- The problem
Take every line from the listing below that contains "values".

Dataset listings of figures
********************

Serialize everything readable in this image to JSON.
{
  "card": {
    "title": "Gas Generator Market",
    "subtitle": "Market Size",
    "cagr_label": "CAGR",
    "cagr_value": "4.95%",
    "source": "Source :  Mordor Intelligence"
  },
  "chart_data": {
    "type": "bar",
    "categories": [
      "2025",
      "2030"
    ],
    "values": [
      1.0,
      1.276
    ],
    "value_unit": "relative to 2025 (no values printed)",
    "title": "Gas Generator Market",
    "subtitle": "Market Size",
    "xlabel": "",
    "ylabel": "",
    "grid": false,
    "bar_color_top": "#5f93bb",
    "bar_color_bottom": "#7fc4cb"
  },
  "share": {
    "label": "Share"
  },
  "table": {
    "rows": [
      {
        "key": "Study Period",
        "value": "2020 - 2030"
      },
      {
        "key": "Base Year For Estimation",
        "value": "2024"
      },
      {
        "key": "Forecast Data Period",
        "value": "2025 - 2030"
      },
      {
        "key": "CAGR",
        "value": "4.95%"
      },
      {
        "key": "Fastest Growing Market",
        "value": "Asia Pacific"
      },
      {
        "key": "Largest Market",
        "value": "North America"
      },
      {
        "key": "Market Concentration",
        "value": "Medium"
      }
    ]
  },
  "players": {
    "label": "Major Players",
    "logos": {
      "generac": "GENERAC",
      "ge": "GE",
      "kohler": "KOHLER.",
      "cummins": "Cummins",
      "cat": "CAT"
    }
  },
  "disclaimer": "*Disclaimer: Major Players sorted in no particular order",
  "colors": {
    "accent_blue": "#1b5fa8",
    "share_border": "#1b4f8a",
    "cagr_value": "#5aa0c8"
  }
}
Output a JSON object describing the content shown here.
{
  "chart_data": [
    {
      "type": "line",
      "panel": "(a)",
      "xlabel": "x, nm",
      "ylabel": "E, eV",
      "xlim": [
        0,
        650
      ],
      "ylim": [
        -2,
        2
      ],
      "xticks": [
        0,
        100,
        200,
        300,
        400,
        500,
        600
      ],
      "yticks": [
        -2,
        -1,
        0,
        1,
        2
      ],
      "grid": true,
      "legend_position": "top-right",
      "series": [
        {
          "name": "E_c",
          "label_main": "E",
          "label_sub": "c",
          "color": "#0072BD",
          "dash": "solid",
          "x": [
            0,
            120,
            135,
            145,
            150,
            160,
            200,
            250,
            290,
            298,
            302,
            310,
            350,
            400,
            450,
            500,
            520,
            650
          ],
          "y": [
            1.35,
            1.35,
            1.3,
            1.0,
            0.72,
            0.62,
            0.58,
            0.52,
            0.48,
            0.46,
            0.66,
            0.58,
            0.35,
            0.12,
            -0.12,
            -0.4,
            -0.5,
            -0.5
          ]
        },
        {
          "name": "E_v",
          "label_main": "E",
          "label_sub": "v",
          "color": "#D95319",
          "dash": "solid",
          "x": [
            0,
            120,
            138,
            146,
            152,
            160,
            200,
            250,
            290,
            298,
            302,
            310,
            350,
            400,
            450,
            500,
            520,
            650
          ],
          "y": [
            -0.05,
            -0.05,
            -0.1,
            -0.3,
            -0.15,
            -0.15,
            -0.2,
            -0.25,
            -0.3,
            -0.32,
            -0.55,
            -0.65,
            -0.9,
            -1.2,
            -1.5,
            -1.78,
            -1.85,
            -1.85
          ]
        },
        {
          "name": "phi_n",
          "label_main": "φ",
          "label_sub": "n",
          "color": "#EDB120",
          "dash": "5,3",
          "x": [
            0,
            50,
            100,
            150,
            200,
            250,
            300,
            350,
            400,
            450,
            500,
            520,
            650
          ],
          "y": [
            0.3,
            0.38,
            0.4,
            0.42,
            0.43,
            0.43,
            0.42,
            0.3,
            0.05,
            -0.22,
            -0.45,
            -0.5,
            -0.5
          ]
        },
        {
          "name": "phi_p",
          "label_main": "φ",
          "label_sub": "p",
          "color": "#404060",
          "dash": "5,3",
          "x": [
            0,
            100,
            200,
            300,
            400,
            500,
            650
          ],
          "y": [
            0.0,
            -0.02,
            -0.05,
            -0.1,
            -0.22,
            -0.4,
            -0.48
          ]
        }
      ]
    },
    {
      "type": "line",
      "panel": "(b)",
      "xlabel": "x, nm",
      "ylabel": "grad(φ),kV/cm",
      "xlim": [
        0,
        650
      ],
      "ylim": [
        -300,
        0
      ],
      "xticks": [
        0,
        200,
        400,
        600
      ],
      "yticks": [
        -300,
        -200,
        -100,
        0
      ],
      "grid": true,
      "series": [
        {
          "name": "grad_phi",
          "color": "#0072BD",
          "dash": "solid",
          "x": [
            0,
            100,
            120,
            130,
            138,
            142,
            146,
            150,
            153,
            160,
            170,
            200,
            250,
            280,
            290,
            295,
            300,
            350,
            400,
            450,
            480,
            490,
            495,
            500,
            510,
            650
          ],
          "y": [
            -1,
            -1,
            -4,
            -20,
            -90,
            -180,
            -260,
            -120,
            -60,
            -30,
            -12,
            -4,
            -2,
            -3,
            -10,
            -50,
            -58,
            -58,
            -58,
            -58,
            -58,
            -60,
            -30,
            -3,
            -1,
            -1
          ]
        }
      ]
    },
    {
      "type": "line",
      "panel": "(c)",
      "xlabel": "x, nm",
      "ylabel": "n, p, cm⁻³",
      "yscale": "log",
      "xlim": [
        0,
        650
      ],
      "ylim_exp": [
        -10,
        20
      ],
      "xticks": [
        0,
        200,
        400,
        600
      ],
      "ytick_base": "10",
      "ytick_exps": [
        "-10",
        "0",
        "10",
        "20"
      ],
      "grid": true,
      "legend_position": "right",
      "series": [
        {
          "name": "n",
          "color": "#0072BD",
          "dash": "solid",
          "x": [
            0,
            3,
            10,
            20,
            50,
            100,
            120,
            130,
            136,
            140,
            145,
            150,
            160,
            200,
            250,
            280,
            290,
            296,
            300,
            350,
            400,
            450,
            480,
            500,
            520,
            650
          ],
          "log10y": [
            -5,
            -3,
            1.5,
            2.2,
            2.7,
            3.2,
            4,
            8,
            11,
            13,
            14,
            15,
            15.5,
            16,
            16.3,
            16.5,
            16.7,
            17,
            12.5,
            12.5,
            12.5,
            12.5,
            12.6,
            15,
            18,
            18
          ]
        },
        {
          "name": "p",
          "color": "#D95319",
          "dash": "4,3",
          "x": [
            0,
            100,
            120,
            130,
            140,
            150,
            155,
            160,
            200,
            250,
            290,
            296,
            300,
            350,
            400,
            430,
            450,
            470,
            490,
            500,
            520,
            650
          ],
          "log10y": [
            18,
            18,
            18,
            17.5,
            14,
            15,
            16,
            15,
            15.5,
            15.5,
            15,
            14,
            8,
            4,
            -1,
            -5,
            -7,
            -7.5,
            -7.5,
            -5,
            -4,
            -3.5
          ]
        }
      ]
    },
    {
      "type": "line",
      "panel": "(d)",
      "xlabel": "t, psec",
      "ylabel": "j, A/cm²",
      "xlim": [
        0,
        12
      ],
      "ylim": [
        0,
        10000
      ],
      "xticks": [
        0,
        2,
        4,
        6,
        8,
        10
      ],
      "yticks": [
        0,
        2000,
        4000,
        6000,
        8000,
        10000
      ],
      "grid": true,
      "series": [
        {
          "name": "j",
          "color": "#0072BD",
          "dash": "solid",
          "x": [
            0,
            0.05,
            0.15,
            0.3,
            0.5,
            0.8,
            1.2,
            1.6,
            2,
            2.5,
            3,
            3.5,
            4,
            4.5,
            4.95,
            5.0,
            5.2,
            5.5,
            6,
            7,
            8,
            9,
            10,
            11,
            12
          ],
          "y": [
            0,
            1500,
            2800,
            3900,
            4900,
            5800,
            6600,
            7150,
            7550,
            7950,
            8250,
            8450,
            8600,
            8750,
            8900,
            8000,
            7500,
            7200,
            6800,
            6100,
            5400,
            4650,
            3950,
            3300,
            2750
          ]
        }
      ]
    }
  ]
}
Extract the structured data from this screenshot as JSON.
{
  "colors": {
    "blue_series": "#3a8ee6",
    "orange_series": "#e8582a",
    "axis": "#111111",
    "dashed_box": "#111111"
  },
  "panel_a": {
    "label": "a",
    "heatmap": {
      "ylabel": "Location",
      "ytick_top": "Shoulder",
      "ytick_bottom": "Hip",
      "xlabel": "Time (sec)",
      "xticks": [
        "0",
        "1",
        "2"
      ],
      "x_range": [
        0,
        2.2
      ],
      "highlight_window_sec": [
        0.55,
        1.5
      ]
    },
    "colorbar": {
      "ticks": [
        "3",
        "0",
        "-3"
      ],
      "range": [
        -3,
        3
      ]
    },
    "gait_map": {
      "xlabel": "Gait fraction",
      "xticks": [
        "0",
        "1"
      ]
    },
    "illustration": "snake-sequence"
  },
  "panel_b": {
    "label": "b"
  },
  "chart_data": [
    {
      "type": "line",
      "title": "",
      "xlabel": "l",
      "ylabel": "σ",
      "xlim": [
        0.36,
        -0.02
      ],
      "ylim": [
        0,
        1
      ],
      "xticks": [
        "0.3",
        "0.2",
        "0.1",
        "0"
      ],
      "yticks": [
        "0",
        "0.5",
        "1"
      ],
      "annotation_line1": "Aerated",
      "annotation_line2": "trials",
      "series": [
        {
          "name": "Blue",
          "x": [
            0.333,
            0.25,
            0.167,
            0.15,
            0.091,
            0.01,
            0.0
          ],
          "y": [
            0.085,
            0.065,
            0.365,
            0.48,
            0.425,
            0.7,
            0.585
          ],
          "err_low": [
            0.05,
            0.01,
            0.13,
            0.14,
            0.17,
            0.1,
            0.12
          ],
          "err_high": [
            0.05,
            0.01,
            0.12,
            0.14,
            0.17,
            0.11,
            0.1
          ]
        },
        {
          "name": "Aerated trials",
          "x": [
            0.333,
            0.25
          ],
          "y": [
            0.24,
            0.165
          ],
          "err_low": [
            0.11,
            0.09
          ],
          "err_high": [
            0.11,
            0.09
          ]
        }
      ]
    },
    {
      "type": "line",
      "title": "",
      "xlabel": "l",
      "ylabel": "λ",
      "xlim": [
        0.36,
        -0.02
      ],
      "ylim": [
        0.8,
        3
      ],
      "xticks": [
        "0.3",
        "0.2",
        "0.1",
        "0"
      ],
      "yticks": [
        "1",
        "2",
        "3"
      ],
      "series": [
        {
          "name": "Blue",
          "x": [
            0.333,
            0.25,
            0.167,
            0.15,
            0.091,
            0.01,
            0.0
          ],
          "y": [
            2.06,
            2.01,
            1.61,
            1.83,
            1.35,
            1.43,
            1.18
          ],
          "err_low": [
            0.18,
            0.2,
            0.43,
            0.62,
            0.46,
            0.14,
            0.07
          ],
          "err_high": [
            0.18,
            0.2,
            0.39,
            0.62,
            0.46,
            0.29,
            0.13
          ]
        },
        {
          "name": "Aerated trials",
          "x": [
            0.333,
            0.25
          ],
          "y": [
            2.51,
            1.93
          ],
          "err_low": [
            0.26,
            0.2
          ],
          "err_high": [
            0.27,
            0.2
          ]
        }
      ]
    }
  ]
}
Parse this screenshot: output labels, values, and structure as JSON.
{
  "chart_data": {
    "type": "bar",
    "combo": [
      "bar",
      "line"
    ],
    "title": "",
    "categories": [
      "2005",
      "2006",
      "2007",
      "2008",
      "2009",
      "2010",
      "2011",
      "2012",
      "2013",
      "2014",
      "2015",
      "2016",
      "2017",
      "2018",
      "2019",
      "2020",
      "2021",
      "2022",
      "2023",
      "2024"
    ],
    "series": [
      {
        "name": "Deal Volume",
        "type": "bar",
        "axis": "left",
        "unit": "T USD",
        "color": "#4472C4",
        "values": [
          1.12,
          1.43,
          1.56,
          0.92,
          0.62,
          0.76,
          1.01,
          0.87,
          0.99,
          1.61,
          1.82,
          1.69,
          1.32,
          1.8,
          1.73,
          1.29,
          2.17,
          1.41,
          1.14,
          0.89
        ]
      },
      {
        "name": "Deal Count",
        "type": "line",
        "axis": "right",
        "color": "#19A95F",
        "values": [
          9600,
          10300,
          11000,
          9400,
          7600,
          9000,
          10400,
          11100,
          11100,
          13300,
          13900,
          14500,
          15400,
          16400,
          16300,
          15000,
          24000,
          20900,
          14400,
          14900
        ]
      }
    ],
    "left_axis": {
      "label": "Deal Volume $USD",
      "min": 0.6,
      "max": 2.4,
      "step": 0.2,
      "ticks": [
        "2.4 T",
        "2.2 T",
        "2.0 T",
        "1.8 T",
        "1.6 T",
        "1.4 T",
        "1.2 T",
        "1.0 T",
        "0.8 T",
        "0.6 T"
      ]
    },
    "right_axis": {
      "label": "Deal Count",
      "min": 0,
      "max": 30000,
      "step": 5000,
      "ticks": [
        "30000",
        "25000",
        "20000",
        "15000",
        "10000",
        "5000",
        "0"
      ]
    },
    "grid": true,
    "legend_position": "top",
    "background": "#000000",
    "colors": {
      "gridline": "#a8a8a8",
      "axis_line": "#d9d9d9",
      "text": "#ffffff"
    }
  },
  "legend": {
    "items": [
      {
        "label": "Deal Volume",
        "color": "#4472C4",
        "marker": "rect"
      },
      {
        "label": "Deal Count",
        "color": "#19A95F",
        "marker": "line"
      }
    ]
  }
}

********************

- Task solution
    "values": [
    "value_unit": "relative to 2025 (no values printed)",
Parse this screenshot: output labels, values, and structure as JSON.
        "values": [
        "values": [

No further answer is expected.